• **What you have to do**:
Edit the rows below so that "value-label" becomes "data-label" wherever it occurs, keeping every other character the same.

Items listed in a dataset
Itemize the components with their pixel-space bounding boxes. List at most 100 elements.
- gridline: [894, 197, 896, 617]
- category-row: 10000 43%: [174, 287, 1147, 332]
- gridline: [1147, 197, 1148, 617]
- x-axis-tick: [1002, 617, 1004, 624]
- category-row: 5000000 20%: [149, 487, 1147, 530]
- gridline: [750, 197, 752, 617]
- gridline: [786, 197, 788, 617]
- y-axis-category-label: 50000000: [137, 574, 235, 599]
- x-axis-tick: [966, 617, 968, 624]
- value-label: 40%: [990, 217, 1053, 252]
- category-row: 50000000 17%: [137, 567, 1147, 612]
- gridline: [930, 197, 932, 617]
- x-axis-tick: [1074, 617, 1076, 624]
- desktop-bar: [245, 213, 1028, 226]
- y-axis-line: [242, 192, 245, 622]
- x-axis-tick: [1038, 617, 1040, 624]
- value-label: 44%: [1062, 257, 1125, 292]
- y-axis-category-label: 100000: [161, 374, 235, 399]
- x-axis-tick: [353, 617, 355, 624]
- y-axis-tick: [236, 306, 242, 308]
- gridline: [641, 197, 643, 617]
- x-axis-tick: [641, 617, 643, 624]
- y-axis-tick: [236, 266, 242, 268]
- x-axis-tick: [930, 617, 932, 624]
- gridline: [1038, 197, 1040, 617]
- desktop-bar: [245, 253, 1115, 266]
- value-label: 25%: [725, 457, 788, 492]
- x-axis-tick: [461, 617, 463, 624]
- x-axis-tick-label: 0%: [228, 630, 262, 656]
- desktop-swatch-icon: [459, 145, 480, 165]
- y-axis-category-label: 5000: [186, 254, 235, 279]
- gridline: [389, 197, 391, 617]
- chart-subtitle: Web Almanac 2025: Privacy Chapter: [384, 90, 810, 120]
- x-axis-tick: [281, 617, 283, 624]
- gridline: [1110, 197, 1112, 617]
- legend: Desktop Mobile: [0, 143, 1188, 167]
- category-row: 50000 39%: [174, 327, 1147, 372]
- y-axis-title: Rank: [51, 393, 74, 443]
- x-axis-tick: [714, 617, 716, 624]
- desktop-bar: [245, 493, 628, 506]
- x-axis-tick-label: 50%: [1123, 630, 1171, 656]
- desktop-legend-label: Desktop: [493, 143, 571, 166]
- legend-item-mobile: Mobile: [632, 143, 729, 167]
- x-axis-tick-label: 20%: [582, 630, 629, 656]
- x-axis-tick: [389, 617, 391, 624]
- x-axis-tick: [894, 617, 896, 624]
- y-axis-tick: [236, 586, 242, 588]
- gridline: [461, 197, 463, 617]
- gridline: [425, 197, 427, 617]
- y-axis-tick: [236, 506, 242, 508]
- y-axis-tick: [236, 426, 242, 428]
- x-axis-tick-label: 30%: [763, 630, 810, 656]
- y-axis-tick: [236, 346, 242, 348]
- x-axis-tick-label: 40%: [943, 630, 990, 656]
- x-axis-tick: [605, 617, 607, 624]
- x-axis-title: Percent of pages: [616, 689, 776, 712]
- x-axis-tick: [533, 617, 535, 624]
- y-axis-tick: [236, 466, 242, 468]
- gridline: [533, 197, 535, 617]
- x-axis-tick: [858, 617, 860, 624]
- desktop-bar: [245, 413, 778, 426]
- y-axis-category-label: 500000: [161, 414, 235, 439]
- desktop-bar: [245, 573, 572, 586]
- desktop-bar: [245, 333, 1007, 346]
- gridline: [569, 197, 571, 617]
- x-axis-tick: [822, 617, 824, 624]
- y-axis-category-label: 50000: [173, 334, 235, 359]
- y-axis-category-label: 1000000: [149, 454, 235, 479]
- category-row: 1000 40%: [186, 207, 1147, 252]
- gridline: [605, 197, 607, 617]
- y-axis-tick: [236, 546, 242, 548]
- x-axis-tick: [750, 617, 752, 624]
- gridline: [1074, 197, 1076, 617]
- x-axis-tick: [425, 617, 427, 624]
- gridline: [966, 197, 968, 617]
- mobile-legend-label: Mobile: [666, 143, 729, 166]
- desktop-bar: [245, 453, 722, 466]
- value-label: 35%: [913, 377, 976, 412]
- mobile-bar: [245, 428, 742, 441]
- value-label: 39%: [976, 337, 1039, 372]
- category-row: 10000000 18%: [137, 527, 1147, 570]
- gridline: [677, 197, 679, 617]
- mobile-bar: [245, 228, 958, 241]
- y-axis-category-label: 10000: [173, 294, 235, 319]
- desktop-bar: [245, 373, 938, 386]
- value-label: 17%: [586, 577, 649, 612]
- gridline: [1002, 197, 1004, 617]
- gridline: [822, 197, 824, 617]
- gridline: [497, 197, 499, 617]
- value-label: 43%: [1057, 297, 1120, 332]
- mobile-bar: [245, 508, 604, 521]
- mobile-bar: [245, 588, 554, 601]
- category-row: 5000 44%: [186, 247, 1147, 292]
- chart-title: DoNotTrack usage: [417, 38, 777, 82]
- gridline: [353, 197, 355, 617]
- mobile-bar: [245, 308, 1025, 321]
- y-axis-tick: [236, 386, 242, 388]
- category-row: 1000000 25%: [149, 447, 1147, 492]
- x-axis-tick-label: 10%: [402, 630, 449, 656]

• **Finished answer**:
Itemize the components with their pixel-space bounding boxes. List at most 100 elements.
- gridline: [894, 197, 896, 617]
- category-row: 10000 43%: [174, 287, 1147, 332]
- gridline: [1147, 197, 1148, 617]
- x-axis-tick: [1002, 617, 1004, 624]
- category-row: 5000000 20%: [149, 487, 1147, 530]
- gridline: [750, 197, 752, 617]
- gridline: [786, 197, 788, 617]
- y-axis-category-label: 50000000: [137, 574, 235, 599]
- x-axis-tick: [966, 617, 968, 624]
- data-label: 40%: [990, 217, 1053, 252]
- category-row: 50000000 17%: [137, 567, 1147, 612]
- gridline: [930, 197, 932, 617]
- x-axis-tick: [1074, 617, 1076, 624]
- desktop-bar: [245, 213, 1028, 226]
- y-axis-line: [242, 192, 245, 622]
- x-axis-tick: [1038, 617, 1040, 624]
- data-label: 44%: [1062, 257, 1125, 292]
- y-axis-category-label: 100000: [161, 374, 235, 399]
- x-axis-tick: [353, 617, 355, 624]
- y-axis-tick: [236, 306, 242, 308]
- gridline: [641, 197, 643, 617]
- x-axis-tick: [641, 617, 643, 624]
- y-axis-tick: [236, 266, 242, 268]
- x-axis-tick: [930, 617, 932, 624]
- gridline: [1038, 197, 1040, 617]
- desktop-bar: [245, 253, 1115, 266]
- data-label: 25%: [725, 457, 788, 492]
- x-axis-tick: [461, 617, 463, 624]
- x-axis-tick-label: 0%: [228, 630, 262, 656]
- desktop-swatch-icon: [459, 145, 480, 165]
- y-axis-category-label: 5000: [186, 254, 235, 279]
- gridline: [389, 197, 391, 617]
- chart-subtitle: Web Almanac 2025: Privacy Chapter: [384, 90, 810, 120]
- x-axis-tick: [281, 617, 283, 624]
- gridline: [1110, 197, 1112, 617]
- legend: Desktop Mobile: [0, 143, 1188, 167]
- category-row: 50000 39%: [174, 327, 1147, 372]
- y-axis-title: Rank: [51, 393, 74, 443]
- x-axis-tick: [714, 617, 716, 624]
- desktop-bar: [245, 493, 628, 506]
- x-axis-tick-label: 50%: [1123, 630, 1171, 656]
- desktop-legend-label: Desktop: [493, 143, 571, 166]
- legend-item-mobile: Mobile: [632, 143, 729, 167]
- x-axis-tick-label: 20%: [582, 630, 629, 656]
- x-axis-tick: [389, 617, 391, 624]
- x-axis-tick: [894, 617, 896, 624]
- y-axis-tick: [236, 586, 242, 588]
- gridline: [461, 197, 463, 617]
- gridline: [425, 197, 427, 617]
- y-axis-tick: [236, 506, 242, 508]
- y-axis-tick: [236, 426, 242, 428]
- x-axis-tick-label: 30%: [763, 630, 810, 656]
- y-axis-tick: [236, 346, 242, 348]
- x-axis-tick-label: 40%: [943, 630, 990, 656]
- x-axis-tick: [605, 617, 607, 624]
- x-axis-title: Percent of pages: [616, 689, 776, 712]
- x-axis-tick: [533, 617, 535, 624]
- y-axis-tick: [236, 466, 242, 468]
- gridline: [533, 197, 535, 617]
- x-axis-tick: [858, 617, 860, 624]
- desktop-bar: [245, 413, 778, 426]
- y-axis-category-label: 500000: [161, 414, 235, 439]
- desktop-bar: [245, 573, 572, 586]
- desktop-bar: [245, 333, 1007, 346]
- gridline: [569, 197, 571, 617]
- x-axis-tick: [822, 617, 824, 624]
- y-axis-category-label: 50000: [173, 334, 235, 359]
- y-axis-category-label: 1000000: [149, 454, 235, 479]
- category-row: 1000 40%: [186, 207, 1147, 252]
- gridline: [605, 197, 607, 617]
- y-axis-tick: [236, 546, 242, 548]
- x-axis-tick: [750, 617, 752, 624]
- gridline: [1074, 197, 1076, 617]
- x-axis-tick: [425, 617, 427, 624]
- gridline: [966, 197, 968, 617]
- mobile-legend-label: Mobile: [666, 143, 729, 166]
- desktop-bar: [245, 453, 722, 466]
- data-label: 35%: [913, 377, 976, 412]
- mobile-bar: [245, 428, 742, 441]
- data-label: 39%: [976, 337, 1039, 372]
- category-row: 10000000 18%: [137, 527, 1147, 570]
- gridline: [677, 197, 679, 617]
- mobile-bar: [245, 228, 958, 241]
- y-axis-category-label: 10000: [173, 294, 235, 319]
- desktop-bar: [245, 373, 938, 386]
- data-label: 17%: [586, 577, 649, 612]
- gridline: [1002, 197, 1004, 617]
- gridline: [822, 197, 824, 617]
- gridline: [497, 197, 499, 617]
- data-label: 43%: [1057, 297, 1120, 332]
- mobile-bar: [245, 508, 604, 521]
- mobile-bar: [245, 588, 554, 601]
- category-row: 5000 44%: [186, 247, 1147, 292]
- chart-title: DoNotTrack usage: [417, 38, 777, 82]
- gridline: [353, 197, 355, 617]
- mobile-bar: [245, 308, 1025, 321]
- y-axis-tick: [236, 386, 242, 388]
- category-row: 1000000 25%: [149, 447, 1147, 492]
- x-axis-tick-label: 10%: [402, 630, 449, 656]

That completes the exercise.